* Request *
Write out the whole listing again, exactly as given.

* Extracted records *
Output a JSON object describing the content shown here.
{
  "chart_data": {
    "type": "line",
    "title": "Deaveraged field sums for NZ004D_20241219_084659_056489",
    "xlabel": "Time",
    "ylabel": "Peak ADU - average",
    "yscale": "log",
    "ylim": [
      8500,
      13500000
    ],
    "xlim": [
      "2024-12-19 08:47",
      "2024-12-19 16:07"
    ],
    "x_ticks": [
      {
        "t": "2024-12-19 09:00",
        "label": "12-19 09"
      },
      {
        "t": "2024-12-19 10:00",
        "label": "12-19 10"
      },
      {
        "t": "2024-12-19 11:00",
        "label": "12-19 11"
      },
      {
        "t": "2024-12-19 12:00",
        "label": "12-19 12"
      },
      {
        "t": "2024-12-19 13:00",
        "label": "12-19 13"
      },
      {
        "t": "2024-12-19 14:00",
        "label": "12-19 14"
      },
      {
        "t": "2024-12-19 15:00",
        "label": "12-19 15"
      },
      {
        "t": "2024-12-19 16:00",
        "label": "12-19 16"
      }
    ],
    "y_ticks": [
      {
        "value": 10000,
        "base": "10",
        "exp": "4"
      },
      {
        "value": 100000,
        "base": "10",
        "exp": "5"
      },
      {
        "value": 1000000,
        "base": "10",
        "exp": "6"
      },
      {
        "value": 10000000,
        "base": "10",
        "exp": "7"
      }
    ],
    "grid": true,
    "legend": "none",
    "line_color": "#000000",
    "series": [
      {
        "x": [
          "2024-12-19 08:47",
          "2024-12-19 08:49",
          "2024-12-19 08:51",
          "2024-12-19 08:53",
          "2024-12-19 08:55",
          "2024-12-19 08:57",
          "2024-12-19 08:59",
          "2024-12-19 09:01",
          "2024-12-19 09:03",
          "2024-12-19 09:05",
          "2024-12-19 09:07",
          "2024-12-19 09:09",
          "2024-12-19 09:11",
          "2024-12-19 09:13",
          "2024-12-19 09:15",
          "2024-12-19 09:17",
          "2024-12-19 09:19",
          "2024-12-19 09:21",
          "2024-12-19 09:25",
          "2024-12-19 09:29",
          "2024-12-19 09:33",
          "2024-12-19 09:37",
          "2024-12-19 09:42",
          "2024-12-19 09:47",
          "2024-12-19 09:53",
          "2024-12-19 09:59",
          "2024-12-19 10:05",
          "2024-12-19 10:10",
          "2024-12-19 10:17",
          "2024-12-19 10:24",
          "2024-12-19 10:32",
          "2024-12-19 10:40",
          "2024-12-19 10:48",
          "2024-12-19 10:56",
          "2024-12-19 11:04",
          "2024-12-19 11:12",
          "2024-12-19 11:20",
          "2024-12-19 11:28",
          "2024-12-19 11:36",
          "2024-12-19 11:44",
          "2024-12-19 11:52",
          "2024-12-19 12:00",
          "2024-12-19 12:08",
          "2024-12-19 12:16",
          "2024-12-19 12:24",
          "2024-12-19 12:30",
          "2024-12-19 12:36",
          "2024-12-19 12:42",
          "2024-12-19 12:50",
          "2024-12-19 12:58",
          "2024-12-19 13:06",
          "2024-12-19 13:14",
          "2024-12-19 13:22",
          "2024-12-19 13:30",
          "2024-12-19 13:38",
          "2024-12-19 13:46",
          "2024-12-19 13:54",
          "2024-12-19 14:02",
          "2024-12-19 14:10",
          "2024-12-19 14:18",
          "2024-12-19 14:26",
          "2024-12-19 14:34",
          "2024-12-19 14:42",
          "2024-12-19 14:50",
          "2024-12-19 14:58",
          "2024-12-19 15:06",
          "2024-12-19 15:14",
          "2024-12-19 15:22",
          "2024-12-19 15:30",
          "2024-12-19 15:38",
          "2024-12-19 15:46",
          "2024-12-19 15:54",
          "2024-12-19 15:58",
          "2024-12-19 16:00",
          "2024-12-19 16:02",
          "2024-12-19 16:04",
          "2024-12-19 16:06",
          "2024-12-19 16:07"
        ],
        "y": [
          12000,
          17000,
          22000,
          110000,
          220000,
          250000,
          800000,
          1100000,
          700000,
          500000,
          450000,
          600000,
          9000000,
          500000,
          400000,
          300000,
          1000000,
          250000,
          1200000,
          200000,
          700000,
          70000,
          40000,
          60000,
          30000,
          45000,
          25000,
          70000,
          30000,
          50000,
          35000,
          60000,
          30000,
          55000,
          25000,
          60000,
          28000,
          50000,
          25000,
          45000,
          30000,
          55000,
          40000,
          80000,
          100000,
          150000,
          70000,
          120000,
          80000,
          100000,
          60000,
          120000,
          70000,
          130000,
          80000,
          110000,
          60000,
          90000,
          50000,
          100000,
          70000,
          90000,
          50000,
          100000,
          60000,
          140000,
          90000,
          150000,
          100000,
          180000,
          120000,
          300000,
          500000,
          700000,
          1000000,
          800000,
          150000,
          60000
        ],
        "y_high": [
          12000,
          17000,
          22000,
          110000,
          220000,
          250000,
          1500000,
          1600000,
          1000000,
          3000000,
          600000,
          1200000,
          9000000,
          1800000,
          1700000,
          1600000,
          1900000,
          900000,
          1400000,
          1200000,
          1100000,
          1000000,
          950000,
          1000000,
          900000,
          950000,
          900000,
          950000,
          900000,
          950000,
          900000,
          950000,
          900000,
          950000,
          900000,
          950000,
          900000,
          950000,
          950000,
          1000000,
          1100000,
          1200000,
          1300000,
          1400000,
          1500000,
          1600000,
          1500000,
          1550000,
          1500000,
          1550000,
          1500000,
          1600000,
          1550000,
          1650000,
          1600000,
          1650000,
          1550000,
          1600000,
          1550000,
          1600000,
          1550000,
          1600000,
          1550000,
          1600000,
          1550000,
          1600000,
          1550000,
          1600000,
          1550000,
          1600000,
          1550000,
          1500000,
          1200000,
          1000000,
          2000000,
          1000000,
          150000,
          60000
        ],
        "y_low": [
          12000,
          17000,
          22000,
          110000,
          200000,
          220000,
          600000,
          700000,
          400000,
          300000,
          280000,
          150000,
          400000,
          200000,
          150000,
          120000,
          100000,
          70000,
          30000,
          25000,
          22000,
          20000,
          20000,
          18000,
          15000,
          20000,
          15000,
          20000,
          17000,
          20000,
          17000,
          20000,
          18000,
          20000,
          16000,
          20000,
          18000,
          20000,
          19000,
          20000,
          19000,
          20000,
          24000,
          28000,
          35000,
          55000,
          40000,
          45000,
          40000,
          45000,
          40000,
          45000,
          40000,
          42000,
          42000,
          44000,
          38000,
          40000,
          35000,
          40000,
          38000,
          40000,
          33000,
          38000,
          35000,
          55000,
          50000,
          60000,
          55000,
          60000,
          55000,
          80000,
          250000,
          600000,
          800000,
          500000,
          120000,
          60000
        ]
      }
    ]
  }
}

* Answer *
Output a JSON object describing the content shown here.
{
  "chart_data": {
    "type": "line",
    "title": "Deaveraged field sums for NZ004D_20241219_084659_056489",
    "xlabel": "Time",
    "ylabel": "Peak ADU - average",
    "yscale": "log",
    "ylim": [
      8500,
      13500000
    ],
    "xlim": [
      "2024-12-19 08:47",
      "2024-12-19 16:07"
    ],
    "x_ticks": [
      {
        "t": "2024-12-19 09:00",
        "label": "12-19 09"
      },
      {
        "t": "2024-12-19 10:00",
        "label": "12-19 10"
      },
      {
        "t": "2024-12-19 11:00",
        "label": "12-19 11"
      },
      {
        "t": "2024-12-19 12:00",
        "label": "12-19 12"
      },
      {
        "t": "2024-12-19 13:00",
        "label": "12-19 13"
      },
      {
        "t": "2024-12-19 14:00",
        "label": "12-19 14"
      },
      {
        "t": "2024-12-19 15:00",
        "label": "12-19 15"
      },
      {
        "t": "2024-12-19 16:00",
        "label": "12-19 16"
      }
    ],
    "y_ticks": [
      {
        "value": 10000,
        "base": "10",
        "exp": "4"
      },
      {
        "value": 100000,
        "base": "10",
        "exp": "5"
      },
      {
        "value": 1000000,
        "base": "10",
        "exp": "6"
      },
      {
        "value": 10000000,
        "base": "10",
        "exp": "7"
      }
    ],
    "grid": true,
    "legend": "none",
    "line_color": "#000000",
    "series": [
      {
        "x": [
          "2024-12-19 08:47",
          "2024-12-19 08:49",
          "2024-12-19 08:51",
          "2024-12-19 08:53",
          "2024-12-19 08:55",
          "2024-12-19 08:57",
          "2024-12-19 08:59",
          "2024-12-19 09:01",
          "2024-12-19 09:03",
          "2024-12-19 09:05",
          "2024-12-19 09:07",
          "2024-12-19 09:09",
          "2024-12-19 09:11",
          "2024-12-19 09:13",
          "2024-12-19 09:15",
          "2024-12-19 09:17",
          "2024-12-19 09:19",
          "2024-12-19 09:21",
          "2024-12-19 09:25",
          "2024-12-19 09:29",
          "2024-12-19 09:33",
          "2024-12-19 09:37",
          "2024-12-19 09:42",
          "2024-12-19 09:47",
          "2024-12-19 09:53",
          "2024-12-19 09:59",
          "2024-12-19 10:05",
          "2024-12-19 10:10",
          "2024-12-19 10:17",
          "2024-12-19 10:24",
          "2024-12-19 10:32",
          "2024-12-19 10:40",
          "2024-12-19 10:48",
          "2024-12-19 10:56",
          "2024-12-19 11:04",
          "2024-12-19 11:12",
          "2024-12-19 11:20",
          "2024-12-19 11:28",
          "2024-12-19 11:36",
          "2024-12-19 11:44",
          "2024-12-19 11:52",
          "2024-12-19 12:00",
          "2024-12-19 12:08",
          "2024-12-19 12:16",
          "2024-12-19 12:24",
          "2024-12-19 12:30",
          "2024-12-19 12:36",
          "2024-12-19 12:42",
          "2024-12-19 12:50",
          "2024-12-19 12:58",
          "2024-12-19 13:06",
          "2024-12-19 13:14",
          "2024-12-19 13:22",
          "2024-12-19 13:30",
          "2024-12-19 13:38",
          "2024-12-19 13:46",
          "2024-12-19 13:54",
          "2024-12-19 14:02",
          "2024-12-19 14:10",
          "2024-12-19 14:18",
          "2024-12-19 14:26",
          "2024-12-19 14:34",
          "2024-12-19 14:42",
          "2024-12-19 14:50",
          "2024-12-19 14:58",
          "2024-12-19 15:06",
          "2024-12-19 15:14",
          "2024-12-19 15:22",
          "2024-12-19 15:30",
          "2024-12-19 15:38",
          "2024-12-19 15:46",
          "2024-12-19 15:54",
          "2024-12-19 15:58",
          "2024-12-19 16:00",
          "2024-12-19 16:02",
          "2024-12-19 16:04",
          "2024-12-19 16:06",
          "2024-12-19 16:07"
        ],
        "y": [
          12000,
          17000,
          22000,
          110000,
          220000,
          250000,
          800000,
          1100000,
          700000,
          500000,
          450000,
          600000,
          9000000,
          500000,
          400000,
          300000,
          1000000,
          250000,
          1200000,
          200000,
          700000,
          70000,
          40000,
          60000,
          30000,
          45000,
          25000,
          70000,
          30000,
          50000,
          35000,
          60000,
          30000,
          55000,
          25000,
          60000,
          28000,
          50000,
          25000,
          45000,
          30000,
          55000,
          40000,
          80000,
          100000,
          150000,
          70000,
          120000,
          80000,
          100000,
          60000,
          120000,
          70000,
          130000,
          80000,
          110000,
          60000,
          90000,
          50000,
          100000,
          70000,
          90000,
          50000,
          100000,
          60000,
          140000,
          90000,
          150000,
          100000,
          180000,
          120000,
          300000,
          500000,
          700000,
          1000000,
          800000,
          150000,
          60000
        ],
        "y_high": [
          12000,
          17000,
          22000,
          110000,
          220000,
          250000,
          1500000,
          1600000,
          1000000,
          3000000,
          600000,
          1200000,
          9000000,
          1800000,
          1700000,
          1600000,
          1900000,
          900000,
          1400000,
          1200000,
          1100000,
          1000000,
          950000,
          1000000,
          900000,
          950000,
          900000,
          950000,
          900000,
          950000,
          900000,
          950000,
          900000,
          950000,
          900000,
          950000,
          900000,
          950000,
          950000,
          1000000,
          1100000,
          1200000,
          1300000,
          1400000,
          1500000,
          1600000,
          1500000,
          1550000,
          1500000,
          1550000,
          1500000,
          1600000,
          1550000,
          1650000,
          1600000,
          1650000,
          1550000,
          1600000,
          1550000,
          1600000,
          1550000,
          1600000,
          1550000,
          1600000,
          1550000,
          1600000,
          1550000,
          1600000,
          1550000,
          1600000,
          1550000,
          1500000,
          1200000,
          1000000,
          2000000,
          1000000,
          150000,
          60000
        ],
        "y_low": [
          12000,
          17000,
          22000,
          110000,
          200000,
          220000,
          600000,
          700000,
          400000,
          300000,
          280000,
          150000,
          400000,
          200000,
          150000,
          120000,
          100000,
          70000,
          30000,
          25000,
          22000,
          20000,
          20000,
          18000,
          15000,
          20000,
          15000,
          20000,
          17000,
          20000,
          17000,
          20000,
          18000,
          20000,
          16000,
          20000,
          18000,
          20000,
          19000,
          20000,
          19000,
          20000,
          24000,
          28000,
          35000,
          55000,
          40000,
          45000,
          40000,
          45000,
          40000,
          45000,
          40000,
          42000,
          42000,
          44000,
          38000,
          40000,
          35000,
          40000,
          38000,
          40000,
          33000,
          38000,
          35000,
          55000,
          50000,
          60000,
          55000,
          60000,
          55000,
          80000,
          250000,
          600000,
          800000,
          500000,
          120000,
          60000
        ]
      }
    ]
  }
}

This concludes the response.